Each entry below is to be extracted exactly.

[Collected data entries]
□ □ □
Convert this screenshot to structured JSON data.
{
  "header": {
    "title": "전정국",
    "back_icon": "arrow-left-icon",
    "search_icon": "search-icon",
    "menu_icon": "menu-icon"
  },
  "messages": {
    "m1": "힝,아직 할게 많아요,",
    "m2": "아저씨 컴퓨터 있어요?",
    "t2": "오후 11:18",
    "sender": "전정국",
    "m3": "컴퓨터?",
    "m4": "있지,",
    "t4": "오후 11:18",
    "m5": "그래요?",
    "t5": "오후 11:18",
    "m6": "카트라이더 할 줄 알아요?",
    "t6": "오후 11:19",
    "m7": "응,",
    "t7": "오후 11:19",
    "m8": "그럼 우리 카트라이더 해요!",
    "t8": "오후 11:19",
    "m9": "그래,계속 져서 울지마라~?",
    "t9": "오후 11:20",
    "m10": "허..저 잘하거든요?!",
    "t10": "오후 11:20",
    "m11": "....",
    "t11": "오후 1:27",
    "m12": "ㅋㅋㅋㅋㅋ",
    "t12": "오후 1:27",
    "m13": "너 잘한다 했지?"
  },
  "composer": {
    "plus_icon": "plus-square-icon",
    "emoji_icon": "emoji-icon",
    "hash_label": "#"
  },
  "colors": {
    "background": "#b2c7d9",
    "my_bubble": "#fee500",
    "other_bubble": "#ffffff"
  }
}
□ □ □
Problem solution
Convert this screenshot to structured JSON data.
{
  "header": {
    "title": "전정국",
    "back_icon": "arrow-left-icon",
    "search_icon": "search-icon",
    "menu_icon": "menu-icon"
  },
  "messages": {
    "m1": "힝,아직 할게 많아요,",
    "m2": "아저씨 컴퓨터 있어요?",
    "t2": "오후 11:18",
    "sender": "전정국",
    "m3": "컴퓨터?",
    "m4": "있지,",
    "t4": "오후 11:18",
    "m5": "그래요?",
    "t5": "오후 11:18",
    "m6": "카트라이더 할 줄 알아요?",
    "t6": "오후 11:19",
    "m7": "응,",
    "t7": "오후 11:19",
    "m8": "그럼 우리 카트라이더 해요!",
    "t8": "오후 11:19",
    "m9": "그래,계속 져서 울지마라~?",
    "t9": "오후 11:20",
    "m10": "허..저 잘하거든요?!",
    "t10": "오후 11:20",
    "m11": "....",
    "t11": "오후 1:27",
    "m12": "ㅋㅋㅋㅋㅋ",
    "t12": "오후 1:27",
    "m13": "너 잘한다 했지?"
  },
  "composer": {
    "plus_icon": "plus-square-icon",
    "emoji_icon": "emoji-icon",
    "hash_label": "#"
  },
  "colors": {
    "background": "#b2c7d9",
    "my_bubble": "#fee500",
    "other_bubble": "#ffffff"
  }
}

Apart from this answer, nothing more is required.